Reproduce each of the lines word for word.
--- START ---
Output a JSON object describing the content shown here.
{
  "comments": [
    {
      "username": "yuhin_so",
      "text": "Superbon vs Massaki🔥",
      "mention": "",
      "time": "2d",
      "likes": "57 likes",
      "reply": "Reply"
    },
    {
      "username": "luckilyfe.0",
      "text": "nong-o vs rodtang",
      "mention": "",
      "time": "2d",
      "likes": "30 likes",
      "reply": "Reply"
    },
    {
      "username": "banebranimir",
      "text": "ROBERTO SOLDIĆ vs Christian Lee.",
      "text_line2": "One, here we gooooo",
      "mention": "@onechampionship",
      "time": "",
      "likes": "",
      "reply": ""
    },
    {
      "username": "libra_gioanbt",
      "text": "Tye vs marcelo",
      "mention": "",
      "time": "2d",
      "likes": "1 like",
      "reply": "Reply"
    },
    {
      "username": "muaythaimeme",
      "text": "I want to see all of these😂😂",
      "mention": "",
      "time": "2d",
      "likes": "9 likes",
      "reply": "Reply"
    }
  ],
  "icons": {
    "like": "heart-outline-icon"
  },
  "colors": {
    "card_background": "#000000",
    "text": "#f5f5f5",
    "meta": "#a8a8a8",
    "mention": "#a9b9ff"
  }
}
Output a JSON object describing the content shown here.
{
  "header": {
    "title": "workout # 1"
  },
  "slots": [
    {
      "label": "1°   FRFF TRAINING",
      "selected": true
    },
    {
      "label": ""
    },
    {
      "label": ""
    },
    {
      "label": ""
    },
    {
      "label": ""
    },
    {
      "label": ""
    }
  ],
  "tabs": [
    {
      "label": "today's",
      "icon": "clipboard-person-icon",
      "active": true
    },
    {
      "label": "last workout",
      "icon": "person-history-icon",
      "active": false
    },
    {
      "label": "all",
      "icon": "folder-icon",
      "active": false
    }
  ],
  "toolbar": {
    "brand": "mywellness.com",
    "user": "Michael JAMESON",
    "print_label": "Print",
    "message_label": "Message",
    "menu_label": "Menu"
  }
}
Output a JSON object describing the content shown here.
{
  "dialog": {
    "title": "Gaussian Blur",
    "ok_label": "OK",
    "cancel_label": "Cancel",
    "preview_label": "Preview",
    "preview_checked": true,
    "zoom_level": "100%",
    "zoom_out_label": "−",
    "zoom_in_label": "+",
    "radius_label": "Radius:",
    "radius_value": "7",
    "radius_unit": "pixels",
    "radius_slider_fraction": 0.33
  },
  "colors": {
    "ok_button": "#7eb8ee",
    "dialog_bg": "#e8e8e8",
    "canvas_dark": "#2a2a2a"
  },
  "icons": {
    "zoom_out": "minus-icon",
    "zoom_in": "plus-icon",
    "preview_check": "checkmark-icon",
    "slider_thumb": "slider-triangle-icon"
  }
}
--- END ---
▶ _Exercise response_
Output a JSON object describing the content shown here.
{
  "comments": [
    {
      "username": "yuhin_so",
      "text": "Superbon vs Massaki🔥",
      "mention": "",
      "time": "2d",
      "likes": "57 likes",
      "reply": "Reply"
    },
    {
      "username": "luckilyfe.0",
      "text": "nong-o vs rodtang",
      "mention": "",
      "time": "2d",
      "likes": "30 likes",
      "reply": "Reply"
    },
    {
      "username": "banebranimir",
      "text": "ROBERTO SOLDIĆ vs Christian Lee.",
      "text_line2": "One, here we gooooo",
      "mention": "@onechampionship",
      "time": "",
      "likes": "",
      "reply": ""
    },
    {
      "username": "libra_gioanbt",
      "text": "Tye vs marcelo",
      "mention": "",
      "time": "2d",
      "likes": "1 like",
      "reply": "Reply"
    },
    {
      "username": "muaythaimeme",
      "text": "I want to see all of these😂😂",
      "mention": "",
      "time": "2d",
      "likes": "9 likes",
      "reply": "Reply"
    }
  ],
  "icons": {
    "like": "heart-outline-icon"
  },
  "colors": {
    "card_background": "#000000",
    "text": "#f5f5f5",
    "meta": "#a8a8a8",
    "mention": "#a9b9ff"
  }
}
Output a JSON object describing the content shown here.
{
  "header": {
    "title": "workout # 1"
  },
  "slots": [
    {
      "label": "1°   FRFF TRAINING",
      "selected": true
    },
    {
      "label": ""
    },
    {
      "label": ""
    },
    {
      "label": ""
    },
    {
      "label": ""
    },
    {
      "label": ""
    }
  ],
  "tabs": [
    {
      "label": "today's",
      "icon": "clipboard-person-icon",
      "active": true
    },
    {
      "label": "last workout",
      "icon": "person-history-icon",
      "active": false
    },
    {
      "label": "all",
      "icon": "folder-icon",
      "active": false
    }
  ],
  "toolbar": {
    "brand": "mywellness.com",
    "user": "Michael JAMESON",
    "print_label": "Print",
    "message_label": "Message",
    "menu_label": "Menu"
  }
}
Output a JSON object describing the content shown here.
{
  "dialog": {
    "title": "Gaussian Blur",
    "ok_label": "OK",
    "cancel_label": "Cancel",
    "preview_label": "Preview",
    "preview_checked": true,
    "zoom_level": "100%",
    "zoom_out_label": "−",
    "zoom_in_label": "+",
    "radius_label": "Radius:",
    "radius_value": "7",
    "radius_unit": "pixels",
    "radius_slider_fraction": 0.33
  },
  "colors": {
    "ok_button": "#7eb8ee",
    "dialog_bg": "#e8e8e8",
    "canvas_dark": "#2a2a2a"
  },
  "icons": {
    "zoom_out": "minus-icon",
    "zoom_in": "plus-icon",
    "preview_check": "checkmark-icon",
    "slider_thumb": "slider-triangle-icon"
  }
}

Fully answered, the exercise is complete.